Task instructions: Restate the data below word for word. Skip any images it contains.

#### Input material

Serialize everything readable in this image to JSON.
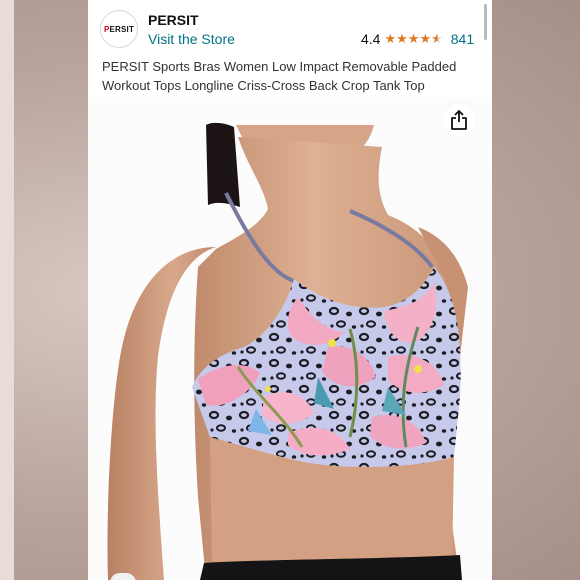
{
  "header": {
    "logo_text_p": "P",
    "logo_text_rest": "ERSIT",
    "brand": "PERSIT",
    "store_link": "Visit the Store",
    "rating_value": "4.4",
    "rating_count": "841",
    "rating_stars": 4.4,
    "rating_max": 5
  },
  "product": {
    "title": "PERSIT Sports Bras Women Low Impact Removable Padded Workout Tops Longline Criss-Cross Back Crop Tank Top"
  },
  "icons": {
    "share": "share-icon",
    "star": "star-icon"
  },
  "colors": {
    "link": "#007185",
    "star": "#de7921",
    "text": "#0f1111",
    "skin": "#d7a88a",
    "top_pink": "#f1a7c0",
    "top_lavender": "#b9b4e8"
  }
}
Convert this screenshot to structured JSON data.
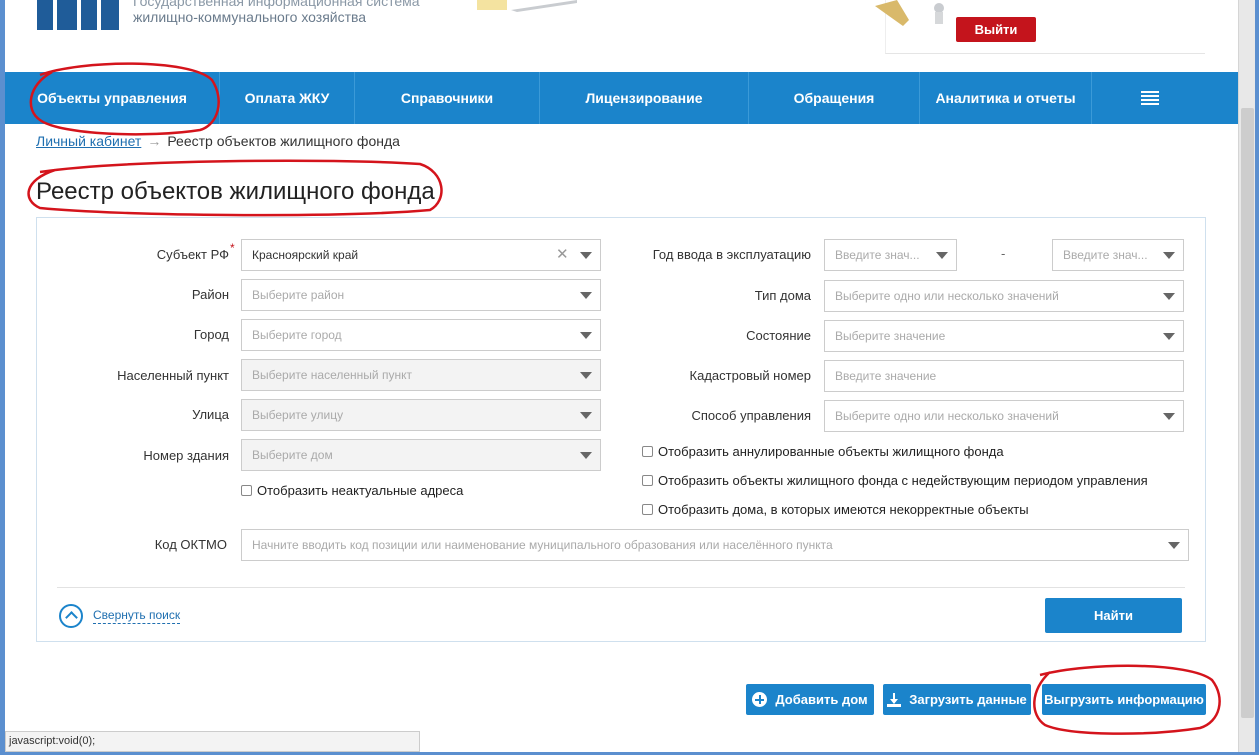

########

Solution to the problem:
Serialize everything readable in this image to JSON.
{
  "header": {
    "logo_text_p": "P",
    "logo_text_rest": "ERSIT",
    "brand": "PERSIT",
    "store_link": "Visit the Store",
    "rating_value": "4.4",
    "rating_count": "841",
    "rating_stars": 4.4,
    "rating_max": 5
  },
  "product": {
    "title": "PERSIT Sports Bras Women Low Impact Removable Padded Workout Tops Longline Criss-Cross Back Crop Tank Top"
  },
  "icons": {
    "share": "share-icon",
    "star": "star-icon"
  },
  "colors": {
    "link": "#007185",
    "star": "#de7921",
    "text": "#0f1111",
    "skin": "#d7a88a",
    "top_pink": "#f1a7c0",
    "top_lavender": "#b9b4e8"
  }
}
Convert this screenshot to structured JSON data.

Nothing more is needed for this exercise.